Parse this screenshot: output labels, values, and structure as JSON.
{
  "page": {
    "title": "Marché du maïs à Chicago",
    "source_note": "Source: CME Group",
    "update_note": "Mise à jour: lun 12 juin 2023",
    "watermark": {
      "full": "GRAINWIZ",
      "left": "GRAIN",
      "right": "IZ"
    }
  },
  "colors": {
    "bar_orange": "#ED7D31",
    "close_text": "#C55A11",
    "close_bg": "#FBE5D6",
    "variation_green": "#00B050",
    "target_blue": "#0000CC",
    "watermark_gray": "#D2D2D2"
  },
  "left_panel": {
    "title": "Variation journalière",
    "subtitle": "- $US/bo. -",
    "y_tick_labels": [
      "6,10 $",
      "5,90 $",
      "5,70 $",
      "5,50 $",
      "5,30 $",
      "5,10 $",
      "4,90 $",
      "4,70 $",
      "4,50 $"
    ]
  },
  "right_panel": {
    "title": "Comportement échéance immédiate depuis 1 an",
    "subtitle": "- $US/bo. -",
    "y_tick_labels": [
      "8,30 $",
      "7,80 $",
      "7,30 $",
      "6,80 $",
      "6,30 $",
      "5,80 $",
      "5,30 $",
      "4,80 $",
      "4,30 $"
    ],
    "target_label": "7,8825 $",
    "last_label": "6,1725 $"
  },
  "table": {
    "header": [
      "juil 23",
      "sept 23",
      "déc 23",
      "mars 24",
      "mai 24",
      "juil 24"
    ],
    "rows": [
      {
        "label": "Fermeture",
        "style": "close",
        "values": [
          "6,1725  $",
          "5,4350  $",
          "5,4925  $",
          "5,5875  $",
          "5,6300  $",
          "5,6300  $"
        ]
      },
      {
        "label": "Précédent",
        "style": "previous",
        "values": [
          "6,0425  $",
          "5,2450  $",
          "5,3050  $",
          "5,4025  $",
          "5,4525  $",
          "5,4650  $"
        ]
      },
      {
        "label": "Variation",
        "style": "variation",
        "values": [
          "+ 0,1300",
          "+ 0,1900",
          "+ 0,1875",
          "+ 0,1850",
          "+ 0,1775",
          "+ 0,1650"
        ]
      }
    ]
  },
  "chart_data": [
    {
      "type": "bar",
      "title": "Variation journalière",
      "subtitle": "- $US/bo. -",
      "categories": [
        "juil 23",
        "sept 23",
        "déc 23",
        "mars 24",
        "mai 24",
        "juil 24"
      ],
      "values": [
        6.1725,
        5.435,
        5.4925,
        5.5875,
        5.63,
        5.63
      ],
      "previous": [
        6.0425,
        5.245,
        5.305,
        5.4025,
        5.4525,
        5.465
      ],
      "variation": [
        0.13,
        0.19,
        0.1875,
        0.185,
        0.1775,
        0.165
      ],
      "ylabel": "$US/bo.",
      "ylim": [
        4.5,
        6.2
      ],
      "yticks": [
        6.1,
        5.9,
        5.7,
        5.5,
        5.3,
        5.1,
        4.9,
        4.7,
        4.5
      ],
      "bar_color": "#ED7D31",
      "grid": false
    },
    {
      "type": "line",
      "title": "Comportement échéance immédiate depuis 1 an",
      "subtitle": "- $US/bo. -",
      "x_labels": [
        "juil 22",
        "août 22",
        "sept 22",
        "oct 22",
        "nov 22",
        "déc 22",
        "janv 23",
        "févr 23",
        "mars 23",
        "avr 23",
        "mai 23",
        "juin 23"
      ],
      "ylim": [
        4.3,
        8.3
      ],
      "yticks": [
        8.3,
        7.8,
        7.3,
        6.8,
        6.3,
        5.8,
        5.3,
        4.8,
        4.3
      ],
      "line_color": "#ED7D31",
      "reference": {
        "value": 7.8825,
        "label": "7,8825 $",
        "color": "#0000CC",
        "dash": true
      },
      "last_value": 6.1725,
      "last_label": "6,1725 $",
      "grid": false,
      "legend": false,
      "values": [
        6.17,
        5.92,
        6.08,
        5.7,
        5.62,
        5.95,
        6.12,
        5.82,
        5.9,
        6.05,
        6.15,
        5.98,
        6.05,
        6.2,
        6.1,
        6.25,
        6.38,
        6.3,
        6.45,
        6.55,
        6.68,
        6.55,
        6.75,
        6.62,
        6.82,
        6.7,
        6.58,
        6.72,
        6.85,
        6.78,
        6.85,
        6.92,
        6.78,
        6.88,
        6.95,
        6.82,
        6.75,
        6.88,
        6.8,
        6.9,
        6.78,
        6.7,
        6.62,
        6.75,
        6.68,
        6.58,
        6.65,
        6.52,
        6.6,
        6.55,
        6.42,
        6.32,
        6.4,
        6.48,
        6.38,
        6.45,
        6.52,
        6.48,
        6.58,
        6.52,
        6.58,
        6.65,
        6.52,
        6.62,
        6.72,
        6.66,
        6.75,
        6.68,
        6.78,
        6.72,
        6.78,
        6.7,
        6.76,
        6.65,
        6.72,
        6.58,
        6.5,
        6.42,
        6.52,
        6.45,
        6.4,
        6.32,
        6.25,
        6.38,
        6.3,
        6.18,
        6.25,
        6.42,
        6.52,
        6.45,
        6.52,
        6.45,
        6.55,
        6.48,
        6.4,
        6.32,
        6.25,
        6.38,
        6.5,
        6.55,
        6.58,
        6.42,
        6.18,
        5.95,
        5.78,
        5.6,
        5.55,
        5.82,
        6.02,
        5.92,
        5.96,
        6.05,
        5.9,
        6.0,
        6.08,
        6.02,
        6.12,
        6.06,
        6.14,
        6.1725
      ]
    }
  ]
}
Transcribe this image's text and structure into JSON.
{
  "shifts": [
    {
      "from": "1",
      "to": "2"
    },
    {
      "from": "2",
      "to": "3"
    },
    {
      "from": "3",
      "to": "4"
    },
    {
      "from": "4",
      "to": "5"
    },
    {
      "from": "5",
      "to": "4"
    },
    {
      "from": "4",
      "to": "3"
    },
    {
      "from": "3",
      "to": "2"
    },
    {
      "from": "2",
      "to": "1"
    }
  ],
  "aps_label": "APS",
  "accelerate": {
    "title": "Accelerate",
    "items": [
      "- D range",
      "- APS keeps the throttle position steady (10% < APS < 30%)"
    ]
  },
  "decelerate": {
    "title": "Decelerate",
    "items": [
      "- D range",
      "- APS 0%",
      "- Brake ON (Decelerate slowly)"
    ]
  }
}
_____
| Required task |
Tally the lines that hold the string "immédiate" and state the total, nothing more.

| Solution |
2